Exercise objective: Each line below should be reproduced without any alteration.

Provided records:
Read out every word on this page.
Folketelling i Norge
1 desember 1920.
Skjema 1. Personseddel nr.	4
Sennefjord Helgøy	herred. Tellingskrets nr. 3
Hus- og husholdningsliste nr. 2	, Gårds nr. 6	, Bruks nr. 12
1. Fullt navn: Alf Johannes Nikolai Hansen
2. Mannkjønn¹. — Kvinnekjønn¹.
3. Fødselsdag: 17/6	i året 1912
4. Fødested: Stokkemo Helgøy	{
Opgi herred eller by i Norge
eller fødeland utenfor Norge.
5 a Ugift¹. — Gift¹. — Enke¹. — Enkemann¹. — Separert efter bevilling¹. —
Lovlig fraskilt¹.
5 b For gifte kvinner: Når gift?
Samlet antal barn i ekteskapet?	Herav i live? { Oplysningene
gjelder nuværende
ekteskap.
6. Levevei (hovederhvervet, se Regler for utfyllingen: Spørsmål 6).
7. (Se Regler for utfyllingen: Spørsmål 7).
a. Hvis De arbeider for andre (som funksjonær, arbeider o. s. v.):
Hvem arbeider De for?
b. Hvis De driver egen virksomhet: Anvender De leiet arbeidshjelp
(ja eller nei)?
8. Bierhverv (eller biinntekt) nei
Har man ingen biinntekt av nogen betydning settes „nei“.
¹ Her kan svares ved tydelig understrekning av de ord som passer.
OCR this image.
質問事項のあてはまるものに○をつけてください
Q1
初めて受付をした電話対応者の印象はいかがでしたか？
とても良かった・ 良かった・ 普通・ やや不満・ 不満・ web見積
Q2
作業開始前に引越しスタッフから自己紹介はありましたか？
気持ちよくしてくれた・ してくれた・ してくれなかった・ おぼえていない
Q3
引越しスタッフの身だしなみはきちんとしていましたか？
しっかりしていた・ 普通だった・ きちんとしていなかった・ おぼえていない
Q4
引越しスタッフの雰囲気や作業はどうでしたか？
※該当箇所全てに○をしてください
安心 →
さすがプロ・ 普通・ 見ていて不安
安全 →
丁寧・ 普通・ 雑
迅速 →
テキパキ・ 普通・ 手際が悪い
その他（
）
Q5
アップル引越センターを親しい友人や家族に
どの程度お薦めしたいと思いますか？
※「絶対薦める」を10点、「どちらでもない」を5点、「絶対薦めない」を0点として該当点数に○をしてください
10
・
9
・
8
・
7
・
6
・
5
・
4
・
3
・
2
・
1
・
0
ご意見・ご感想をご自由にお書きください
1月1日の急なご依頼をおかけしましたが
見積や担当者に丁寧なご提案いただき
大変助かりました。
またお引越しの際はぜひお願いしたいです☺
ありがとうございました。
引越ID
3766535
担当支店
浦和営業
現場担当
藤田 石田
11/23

Written solution:
Read out every word on this page.
Folketelling i Norge
1 desember 1920.
Skjema 1. Personseddel nr.	4
Sennefjord Helgøy	herred. Tellingskrets nr. 3
Hus- og husholdningsliste nr. 2	, Gårds nr. 6	, Bruks nr. 12
1. Fullt navn: Alf Johannes Nikolai Hansen
2. Mannkjønn¹. — Kvinnekjønn¹.
3. Fødselsdag: 17/6	i året 1912
4. Fødested: Stokkemo Helgøy	{
Opgi herred eller by i Norge
eller fødeland utenfor Norge.
5 a Ugift¹. — Gift¹. — Enke¹. — Enkemann¹. — Separert efter bevilling¹. —
Lovlig fraskilt¹.
5 b For gifte kvinner: Når gift?
Samlet antal barn i ekteskapet?	Herav i live? { Oplysningene
gjelder nuværende
ekteskap.
6. Levevei (hovederhvervet, se Regler for utfyllingen: Spørsmål 6).
7. (Se Regler for utfyllingen: Spørsmål 7).
a. Hvis De arbeider for andre (som funksjonær, arbeider o. s. v.):
Hvem arbeider De for?
b. Hvis De driver egen virksomhet: Anvender De leiet arbeidshjelp
(ja eller nei)?
8. Bierhverv (eller biinntekt) nei
Har man ingen biinntekt av nogen betydning settes „nei“.
¹ Her kan svares ved tydelig understrekning av de ord som passer.
OCR this image.
質問事項のあてはまるものに○をつけてください
Q1
初めて受付をした電話対応者の印象はいかがでしたか？
とても良かった・ 良かった・ 普通・ やや不満・ 不満・ web見積
Q2
作業開始前に引越しスタッフから自己紹介はありましたか？
気持ちよくしてくれた・ してくれた・ してくれなかった・ おぼえていない
Q3
引越しスタッフの身だしなみはきちんとしていましたか？
しっかりしていた・ 普通だった・ きちんとしていなかった・ おぼえていない
Q4
引越しスタッフの雰囲気や作業はどうでしたか？
※該当箇所全てに○をしてください
安心 →
さすがプロ・ 普通・ 見ていて不安
安全 →
丁寧・ 普通・ 雑
迅速 →
テキパキ・ 普通・ 手際が悪い
その他（
）
Q5
アップル引越センターを親しい友人や家族に
どの程度お薦めしたいと思いますか？
※「絶対薦める」を10点、「どちらでもない」を5点、「絶対薦めない」を0点として該当点数に○をしてください
10
・
9
・
8
・
7
・
6
・
5
・
4
・
3
・
2
・
1
・
0
ご意見・ご感想をご自由にお書きください
1月1日の急なご依頼をおかけしましたが
見積や担当者に丁寧なご提案いただき
大変助かりました。
またお引越しの際はぜひお願いしたいです☺
ありがとうございました。
引越ID
3766535
担当支店
浦和営業
現場担当
藤田 石田
11/23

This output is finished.